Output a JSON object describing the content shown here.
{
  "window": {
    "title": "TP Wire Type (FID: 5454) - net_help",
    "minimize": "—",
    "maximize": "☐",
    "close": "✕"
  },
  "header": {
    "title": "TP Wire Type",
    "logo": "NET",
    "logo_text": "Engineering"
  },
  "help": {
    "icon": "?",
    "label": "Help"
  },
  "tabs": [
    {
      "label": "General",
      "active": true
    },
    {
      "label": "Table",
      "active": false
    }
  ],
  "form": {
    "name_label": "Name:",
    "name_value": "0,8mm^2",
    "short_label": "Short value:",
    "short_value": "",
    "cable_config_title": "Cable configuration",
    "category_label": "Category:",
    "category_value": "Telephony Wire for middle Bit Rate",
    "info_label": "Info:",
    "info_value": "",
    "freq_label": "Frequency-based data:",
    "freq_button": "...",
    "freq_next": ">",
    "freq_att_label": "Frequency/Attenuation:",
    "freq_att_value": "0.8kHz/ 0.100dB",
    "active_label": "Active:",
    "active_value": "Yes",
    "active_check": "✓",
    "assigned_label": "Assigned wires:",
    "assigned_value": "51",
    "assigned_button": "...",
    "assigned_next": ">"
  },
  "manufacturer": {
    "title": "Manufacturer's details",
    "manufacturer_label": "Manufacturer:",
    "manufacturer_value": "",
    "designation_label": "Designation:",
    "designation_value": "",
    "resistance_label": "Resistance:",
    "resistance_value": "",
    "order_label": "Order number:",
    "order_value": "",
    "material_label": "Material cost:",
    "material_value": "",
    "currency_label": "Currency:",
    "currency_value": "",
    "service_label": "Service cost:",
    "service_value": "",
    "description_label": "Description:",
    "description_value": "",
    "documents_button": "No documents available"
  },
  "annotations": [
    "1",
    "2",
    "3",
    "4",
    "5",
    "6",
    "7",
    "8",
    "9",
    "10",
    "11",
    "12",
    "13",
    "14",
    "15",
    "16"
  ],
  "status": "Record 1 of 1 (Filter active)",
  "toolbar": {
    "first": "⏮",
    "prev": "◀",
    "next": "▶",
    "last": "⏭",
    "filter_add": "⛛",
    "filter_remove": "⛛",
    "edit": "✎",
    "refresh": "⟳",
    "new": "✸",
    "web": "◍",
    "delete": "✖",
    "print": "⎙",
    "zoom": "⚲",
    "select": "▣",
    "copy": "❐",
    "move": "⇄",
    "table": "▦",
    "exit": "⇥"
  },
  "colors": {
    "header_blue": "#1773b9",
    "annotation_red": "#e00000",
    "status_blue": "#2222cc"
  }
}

──────────────────────────────

*WHAT YOU NEED TO DO*. Repeat the records above in full, character for character.

*EXERCISE OUTPUT*.
Output a JSON object describing the content shown here.
{
  "window": {
    "title": "TP Wire Type (FID: 5454) - net_help",
    "minimize": "—",
    "maximize": "☐",
    "close": "✕"
  },
  "header": {
    "title": "TP Wire Type",
    "logo": "NET",
    "logo_text": "Engineering"
  },
  "help": {
    "icon": "?",
    "label": "Help"
  },
  "tabs": [
    {
      "label": "General",
      "active": true
    },
    {
      "label": "Table",
      "active": false
    }
  ],
  "form": {
    "name_label": "Name:",
    "name_value": "0,8mm^2",
    "short_label": "Short value:",
    "short_value": "",
    "cable_config_title": "Cable configuration",
    "category_label": "Category:",
    "category_value": "Telephony Wire for middle Bit Rate",
    "info_label": "Info:",
    "info_value": "",
    "freq_label": "Frequency-based data:",
    "freq_button": "...",
    "freq_next": ">",
    "freq_att_label": "Frequency/Attenuation:",
    "freq_att_value": "0.8kHz/ 0.100dB",
    "active_label": "Active:",
    "active_value": "Yes",
    "active_check": "✓",
    "assigned_label": "Assigned wires:",
    "assigned_value": "51",
    "assigned_button": "...",
    "assigned_next": ">"
  },
  "manufacturer": {
    "title": "Manufacturer's details",
    "manufacturer_label": "Manufacturer:",
    "manufacturer_value": "",
    "designation_label": "Designation:",
    "designation_value": "",
    "resistance_label": "Resistance:",
    "resistance_value": "",
    "order_label": "Order number:",
    "order_value": "",
    "material_label": "Material cost:",
    "material_value": "",
    "currency_label": "Currency:",
    "currency_value": "",
    "service_label": "Service cost:",
    "service_value": "",
    "description_label": "Description:",
    "description_value": "",
    "documents_button": "No documents available"
  },
  "annotations": [
    "1",
    "2",
    "3",
    "4",
    "5",
    "6",
    "7",
    "8",
    "9",
    "10",
    "11",
    "12",
    "13",
    "14",
    "15",
    "16"
  ],
  "status": "Record 1 of 1 (Filter active)",
  "toolbar": {
    "first": "⏮",
    "prev": "◀",
    "next": "▶",
    "last": "⏭",
    "filter_add": "⛛",
    "filter_remove": "⛛",
    "edit": "✎",
    "refresh": "⟳",
    "new": "✸",
    "web": "◍",
    "delete": "✖",
    "print": "⎙",
    "zoom": "⚲",
    "select": "▣",
    "copy": "❐",
    "move": "⇄",
    "table": "▦",
    "exit": "⇥"
  },
  "colors": {
    "header_blue": "#1773b9",
    "annotation_red": "#e00000",
    "status_blue": "#2222cc"
  }
}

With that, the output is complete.